▸ What you will do
Convert the stretch of the records from their start through the line containing "top-ztf-g-point (306, 269, 312, 289)" into a Markdown table with the columns Row and Entry, giving each line a row number and omitting blank lines.

>>>>>

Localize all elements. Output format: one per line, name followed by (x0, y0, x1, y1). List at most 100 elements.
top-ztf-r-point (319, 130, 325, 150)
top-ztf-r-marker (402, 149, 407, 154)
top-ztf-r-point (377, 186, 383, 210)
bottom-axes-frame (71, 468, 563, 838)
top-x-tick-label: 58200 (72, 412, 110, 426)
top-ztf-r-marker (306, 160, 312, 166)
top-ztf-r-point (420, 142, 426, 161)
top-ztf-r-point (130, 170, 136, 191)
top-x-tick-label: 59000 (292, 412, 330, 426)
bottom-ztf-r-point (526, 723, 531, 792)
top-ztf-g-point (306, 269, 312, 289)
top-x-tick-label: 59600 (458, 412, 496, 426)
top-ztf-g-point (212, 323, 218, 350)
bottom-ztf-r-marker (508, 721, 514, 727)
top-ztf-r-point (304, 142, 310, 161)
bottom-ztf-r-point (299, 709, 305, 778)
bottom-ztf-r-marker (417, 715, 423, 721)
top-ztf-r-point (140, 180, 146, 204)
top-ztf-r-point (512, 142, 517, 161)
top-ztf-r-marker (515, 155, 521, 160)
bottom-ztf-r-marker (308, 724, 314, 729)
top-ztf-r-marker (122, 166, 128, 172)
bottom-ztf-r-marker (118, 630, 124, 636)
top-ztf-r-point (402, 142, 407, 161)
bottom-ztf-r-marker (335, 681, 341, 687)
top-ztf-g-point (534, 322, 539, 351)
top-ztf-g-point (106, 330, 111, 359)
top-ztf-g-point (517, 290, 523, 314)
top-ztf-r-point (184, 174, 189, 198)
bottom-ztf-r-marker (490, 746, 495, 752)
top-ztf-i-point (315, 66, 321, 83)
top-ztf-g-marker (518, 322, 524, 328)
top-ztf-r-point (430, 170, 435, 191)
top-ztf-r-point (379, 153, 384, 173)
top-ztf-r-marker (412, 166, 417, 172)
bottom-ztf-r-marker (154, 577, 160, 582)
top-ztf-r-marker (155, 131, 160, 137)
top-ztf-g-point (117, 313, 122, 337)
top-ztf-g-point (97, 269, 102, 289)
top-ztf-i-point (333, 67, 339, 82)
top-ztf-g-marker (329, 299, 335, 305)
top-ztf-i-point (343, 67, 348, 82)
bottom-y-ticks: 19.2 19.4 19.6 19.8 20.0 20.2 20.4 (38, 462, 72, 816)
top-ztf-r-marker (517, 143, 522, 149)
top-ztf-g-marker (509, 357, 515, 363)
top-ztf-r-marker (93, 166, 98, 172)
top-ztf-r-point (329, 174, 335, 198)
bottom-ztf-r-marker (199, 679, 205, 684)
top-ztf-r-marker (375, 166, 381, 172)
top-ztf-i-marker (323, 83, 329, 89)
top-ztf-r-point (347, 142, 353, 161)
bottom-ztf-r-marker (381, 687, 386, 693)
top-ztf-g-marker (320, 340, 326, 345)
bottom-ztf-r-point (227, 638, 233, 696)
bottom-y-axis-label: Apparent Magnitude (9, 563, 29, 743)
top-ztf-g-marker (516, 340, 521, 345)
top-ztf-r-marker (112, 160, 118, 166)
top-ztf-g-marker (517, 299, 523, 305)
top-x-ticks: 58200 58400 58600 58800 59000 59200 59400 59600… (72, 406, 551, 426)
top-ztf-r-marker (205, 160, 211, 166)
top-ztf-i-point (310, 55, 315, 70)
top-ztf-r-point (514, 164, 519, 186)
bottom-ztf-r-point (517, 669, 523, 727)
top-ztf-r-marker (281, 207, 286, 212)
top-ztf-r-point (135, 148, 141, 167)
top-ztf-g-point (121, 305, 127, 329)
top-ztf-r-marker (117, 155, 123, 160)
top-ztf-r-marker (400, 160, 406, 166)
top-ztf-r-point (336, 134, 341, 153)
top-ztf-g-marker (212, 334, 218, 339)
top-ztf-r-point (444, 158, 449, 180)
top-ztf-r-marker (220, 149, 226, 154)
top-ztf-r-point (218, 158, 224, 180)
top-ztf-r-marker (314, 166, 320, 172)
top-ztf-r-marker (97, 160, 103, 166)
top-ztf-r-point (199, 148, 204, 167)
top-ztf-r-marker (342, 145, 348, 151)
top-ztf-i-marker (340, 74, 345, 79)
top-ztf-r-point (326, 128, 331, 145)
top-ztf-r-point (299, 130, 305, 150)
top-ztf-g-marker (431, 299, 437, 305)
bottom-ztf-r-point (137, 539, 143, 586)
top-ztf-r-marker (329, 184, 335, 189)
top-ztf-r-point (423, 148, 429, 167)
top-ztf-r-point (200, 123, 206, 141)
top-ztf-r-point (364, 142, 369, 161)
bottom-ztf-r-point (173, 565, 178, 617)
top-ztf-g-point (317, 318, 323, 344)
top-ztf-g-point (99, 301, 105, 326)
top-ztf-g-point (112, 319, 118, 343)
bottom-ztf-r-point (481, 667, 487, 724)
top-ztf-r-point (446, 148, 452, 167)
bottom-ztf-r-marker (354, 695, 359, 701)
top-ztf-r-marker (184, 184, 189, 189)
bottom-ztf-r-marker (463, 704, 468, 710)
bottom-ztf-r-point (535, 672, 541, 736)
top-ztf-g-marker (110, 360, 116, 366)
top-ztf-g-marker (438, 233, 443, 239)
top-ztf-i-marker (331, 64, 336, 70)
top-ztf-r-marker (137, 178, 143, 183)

<<<<<

▸ Output of the exercise
| Row | Entry |
|---|---|
| 1 | Localize all elements. Output format: one per line, name followed by (x0, y0, x1, y1). List at most 100 elements. |
| 2 | top-ztf-r-point (319, 130, 325, 150) |
| 3 | top-ztf-r-marker (402, 149, 407, 154) |
| 4 | top-ztf-r-point (377, 186, 383, 210) |
| 5 | bottom-axes-frame (71, 468, 563, 838) |
| 6 | top-x-tick-label: 58200 (72, 412, 110, 426) |
| 7 | top-ztf-r-marker (306, 160, 312, 166) |
| 8 | top-ztf-r-point (420, 142, 426, 161) |
| 9 | top-ztf-r-point (130, 170, 136, 191) |
| 10 | top-x-tick-label: 59000 (292, 412, 330, 426) |
| 11 | bottom-ztf-r-point (526, 723, 531, 792) |
| 12 | top-ztf-g-point (306, 269, 312, 289) |